• _Required task_: The required output is a single number: how many lines of the material contain the string "INTERVENTO".

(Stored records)
────────
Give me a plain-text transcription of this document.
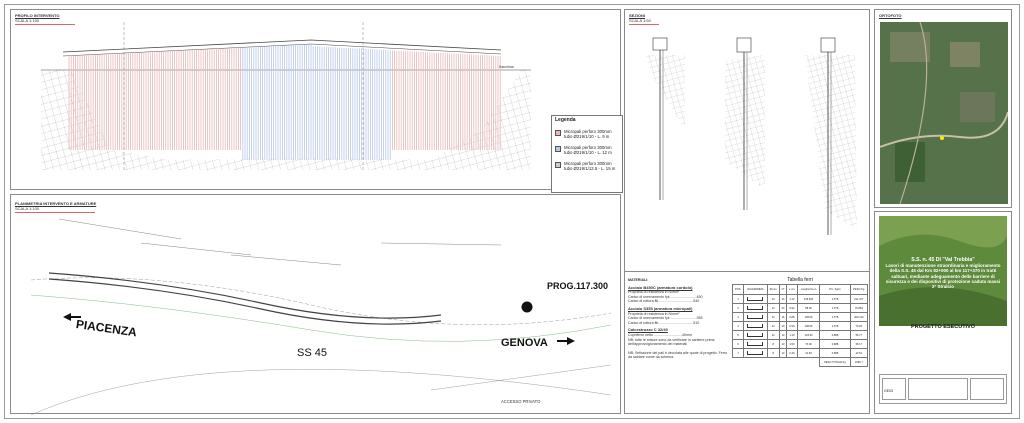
PROFILO INTERVENTO
SCALA 1:100
Banchina
Legenda
Micropali perforo 300mm tubo Ø219/1/10 - L. 9 m
Micropali perforo 300mm tubo Ø219/1/10 - L. 12 m
Micropali perforo 300mm tubo Ø219/1/12.5 - L. 15 m
SEZIONI
SCALA 1:50
ORTOFOTO
PLANIMETRIA INTERVENTO E ARMATURE
SCALA 1:100
PROG.117.300
PIACENZA
SS 45
GENOVA
ACCESSO PRIVATO
MATERIALI:
Acciaio B450C (armatura cordolo)
Proprietà di resistenza in N/mm²
Carico di snervamento fyk ..........................450
Carico di rottura ftk ..................................540
Acciaio S355 (armatura micropali)
Proprietà di resistenza in N/mm²
Carico di snervamento fyk ..........................355
Carico di rottura ftk ..................................510
Calcestruzzo C 32/40
Copriferro netto ............................40mm
NB: tutte le misure sono da verificare in cantiere prima
dell'approvvigionamento dei materiali
NB: l'infissione dei pali è vincolata alle quote di progetto. Ferro da saldare come da schema.
Tabella ferri
POS.	DIAGRAMMA	Ø mm	N°	L cm	Lunghezza m	P.U. Kg/m	PESO Kg
1		16	24	1.13	135.600	1.578	211.707
2		12	24	0.92	88.00	1.578	76.863
3		12	16	0.88	138.60	1.578	300.119
4		12	10	0.90	108.60	1.578	73.26
5		12	13	1.10	143.30	0.888	56.77
6		8	13	1.50	70.00	0.888	35.17
7		8	13	0.40	31.50	0.888	22.51
						PESO TOTALE Kg	1096.7
S.S. n. 45 DI "Val Trebbia"
Lavori di manutenzione straordinaria e miglioramento della S.S. 45 dal Km 82+000 al km 117+370 in tratti saltuari, mediante adeguamento delle barriere di sicurezza e dei dispositivi di protezione caduta massi 2° Stralcio
PROGETTO ESECUTIVO
GE03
────────
• _Solution for this exercise_: 2